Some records

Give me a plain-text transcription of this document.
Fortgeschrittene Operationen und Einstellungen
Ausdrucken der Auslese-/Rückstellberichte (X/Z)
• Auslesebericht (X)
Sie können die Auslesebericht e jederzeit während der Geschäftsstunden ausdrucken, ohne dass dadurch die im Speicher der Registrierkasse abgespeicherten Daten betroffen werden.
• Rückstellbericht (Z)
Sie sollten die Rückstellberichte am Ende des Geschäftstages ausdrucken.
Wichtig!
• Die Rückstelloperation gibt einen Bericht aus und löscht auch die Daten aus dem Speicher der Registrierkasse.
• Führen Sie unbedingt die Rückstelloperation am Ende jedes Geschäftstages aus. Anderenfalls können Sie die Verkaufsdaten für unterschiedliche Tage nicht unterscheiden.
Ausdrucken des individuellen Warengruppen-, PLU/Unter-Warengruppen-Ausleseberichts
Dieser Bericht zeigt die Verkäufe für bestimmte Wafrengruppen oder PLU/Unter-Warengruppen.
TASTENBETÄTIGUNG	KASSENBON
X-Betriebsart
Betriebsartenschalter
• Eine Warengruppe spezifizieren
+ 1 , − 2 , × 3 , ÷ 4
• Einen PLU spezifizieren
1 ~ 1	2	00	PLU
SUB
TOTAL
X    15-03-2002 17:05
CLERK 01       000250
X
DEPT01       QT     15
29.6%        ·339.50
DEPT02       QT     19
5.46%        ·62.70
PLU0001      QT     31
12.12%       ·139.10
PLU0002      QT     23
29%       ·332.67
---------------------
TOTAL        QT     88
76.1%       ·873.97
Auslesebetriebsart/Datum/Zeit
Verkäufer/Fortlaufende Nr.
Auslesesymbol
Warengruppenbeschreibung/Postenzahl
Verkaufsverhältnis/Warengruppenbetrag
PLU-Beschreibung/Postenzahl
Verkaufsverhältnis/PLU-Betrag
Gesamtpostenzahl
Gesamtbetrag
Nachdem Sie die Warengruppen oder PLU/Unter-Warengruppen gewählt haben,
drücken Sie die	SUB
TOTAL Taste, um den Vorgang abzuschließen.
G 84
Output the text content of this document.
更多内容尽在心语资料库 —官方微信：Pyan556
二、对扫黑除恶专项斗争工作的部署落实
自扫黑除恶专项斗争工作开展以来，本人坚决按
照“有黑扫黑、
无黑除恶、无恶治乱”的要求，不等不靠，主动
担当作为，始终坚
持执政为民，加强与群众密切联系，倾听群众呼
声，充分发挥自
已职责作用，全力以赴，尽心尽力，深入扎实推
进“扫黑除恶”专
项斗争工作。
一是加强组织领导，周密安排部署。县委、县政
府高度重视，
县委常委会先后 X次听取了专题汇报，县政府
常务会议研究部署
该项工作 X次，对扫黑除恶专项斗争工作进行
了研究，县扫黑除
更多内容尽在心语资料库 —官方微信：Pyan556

§ **Exercise description**:
Repeat, exactly and only, the lines above from the one containing "Output the text content of this document." through the end of the material.

§ **Output of the task**:
Output the text content of this document.
更多内容尽在心语资料库 —官方微信：Pyan556
二、对扫黑除恶专项斗争工作的部署落实
自扫黑除恶专项斗争工作开展以来，本人坚决按
照“有黑扫黑、
无黑除恶、无恶治乱”的要求，不等不靠，主动
担当作为，始终坚
持执政为民，加强与群众密切联系，倾听群众呼
声，充分发挥自
已职责作用，全力以赴，尽心尽力，深入扎实推
进“扫黑除恶”专
项斗争工作。
一是加强组织领导，周密安排部署。县委、县政
府高度重视，
县委常委会先后 X次听取了专题汇报，县政府
常务会议研究部署
该项工作 X次，对扫黑除恶专项斗争工作进行
了研究，县扫黑除
更多内容尽在心语资料库 —官方微信：Pyan556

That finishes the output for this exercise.